**SELECTED PASSAGE**:
*** Begin section ***
The deal also removed the old AGI clause that tied Microsoft's commercial rights to the hypothetical achievement of artificial general intelligence. In real business, it seemed too vague and hindered the development of long-term, predictable agreements. The new contract makes the relationship between the two companies less ideological and far more market-driven: Microsoft remains a major shareholder and partner, but OpenAI gains freedom in distribution and space for new alliances in the future.

What Appeared in AWS

AWS has launched access to OpenAI products in limited preview within Amazon Bedrock. According to the company, several current models became available for testing immediately on April 28, with the most powerful GPT versions to arrive in the coming weeks. This extends beyond the models themselves to a broader set of services designed to make OpenAI scenarios convenient for large teams already living within the AWS ecosystem.

  • Latest OpenAI models in Amazon Bedrock
  • Codex for work in CLI, desktop applications, and VS Code
  • Bedrock Managed Agents based on OpenAI
  • Usage through AWS accounts, IAM, and PrivateLink
  • Cost tracking in existing AWS cloud contracts

According to AWS's description, OpenAI models in Bedrock inherit mechanisms familiar to corporate clients: encryption, logging via CloudTrail, guardrails, and network isolation. Special emphasis is placed on agents: OpenAI and Amazon announced back in February a joint development of Stateful Runtime Environment—an environment where an agent can preserve context, tool state, and memory between steps, rather than operating in a "one request–one response" mode.

"Our customers have been asking for this for a long time," said AWS head

Matt Garman, commenting on the launch.

For the market, this is not simply another way to call an API. AWS is trying to demonstrate that it can sell not just a collection of disparate models, but a ready-made platform for production scenarios: with security, orchestration, agents, and billing within a familiar framework. This is exactly what large companies need—those already using Bedrock and wanting to add OpenAI without migrating to Azure, changing procurement processes, and reassembling compliance requirements.

Where the Risk for OpenAI Lies

The expansion into AWS looks like a strong commercial move, but it coincided with an uncomfortable moment for OpenAI itself. According to The Wall Street Journal, the company failed to meet some internal revenue growth and user base targets in 2026, and ChatGPT did not reach its internal goal of 1 billion weekly active users by the end of 2025. OpenAI and its leadership publicly dispute this interpretation, but the fact of the discussion itself matters: the market has begun looking not only at model quality but also at the economics of their scaling.
*** End section ***
**Collection entries**:
*** Begin section ***
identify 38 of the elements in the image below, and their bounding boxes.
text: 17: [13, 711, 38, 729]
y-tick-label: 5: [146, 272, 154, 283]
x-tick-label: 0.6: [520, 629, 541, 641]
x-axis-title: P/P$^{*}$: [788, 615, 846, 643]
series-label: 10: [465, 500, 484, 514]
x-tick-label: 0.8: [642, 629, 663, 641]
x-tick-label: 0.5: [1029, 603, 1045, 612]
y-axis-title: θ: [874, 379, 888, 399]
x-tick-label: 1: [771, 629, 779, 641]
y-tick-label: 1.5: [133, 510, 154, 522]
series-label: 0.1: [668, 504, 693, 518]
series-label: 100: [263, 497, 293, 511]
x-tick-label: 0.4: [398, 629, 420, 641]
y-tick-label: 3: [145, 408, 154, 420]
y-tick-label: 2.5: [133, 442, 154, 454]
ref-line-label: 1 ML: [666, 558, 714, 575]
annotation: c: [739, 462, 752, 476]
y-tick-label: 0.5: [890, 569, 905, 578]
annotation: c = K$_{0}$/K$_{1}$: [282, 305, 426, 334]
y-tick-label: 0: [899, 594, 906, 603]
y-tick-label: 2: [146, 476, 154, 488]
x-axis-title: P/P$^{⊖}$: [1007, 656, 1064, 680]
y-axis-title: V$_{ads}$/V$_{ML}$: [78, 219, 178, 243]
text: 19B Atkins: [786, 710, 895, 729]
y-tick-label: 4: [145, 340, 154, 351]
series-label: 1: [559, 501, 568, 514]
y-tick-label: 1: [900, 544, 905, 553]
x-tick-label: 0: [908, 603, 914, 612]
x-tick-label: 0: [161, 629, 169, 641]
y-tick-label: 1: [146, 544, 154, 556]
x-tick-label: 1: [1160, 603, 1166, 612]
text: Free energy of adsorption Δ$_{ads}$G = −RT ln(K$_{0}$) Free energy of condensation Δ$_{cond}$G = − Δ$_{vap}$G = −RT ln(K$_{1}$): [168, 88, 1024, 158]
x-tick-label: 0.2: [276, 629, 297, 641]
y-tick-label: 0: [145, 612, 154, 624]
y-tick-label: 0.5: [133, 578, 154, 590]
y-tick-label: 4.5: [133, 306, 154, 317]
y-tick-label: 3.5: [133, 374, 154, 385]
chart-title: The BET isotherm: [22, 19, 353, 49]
*** End section ***
**AIM OF THE TASK**:
Answer these from the passage on OpenAI models arriving in AWS:
(a) Which clause did the deal with Microsoft remove?
(b) On what date did several current OpenAI models become available for testing in Amazon Bedrock?
(c) According to The Wall Street Journal, what internal goal did ChatGPT fail to reach by the end of 2025?

**SOLUTION TO THIS EXERCISE**:
(a) The old AGI clause, which tied Microsoft's commercial rights to the hypothetical achievement of artificial general intelligence.
(b) April 28.
(c) 1 billion weekly active users.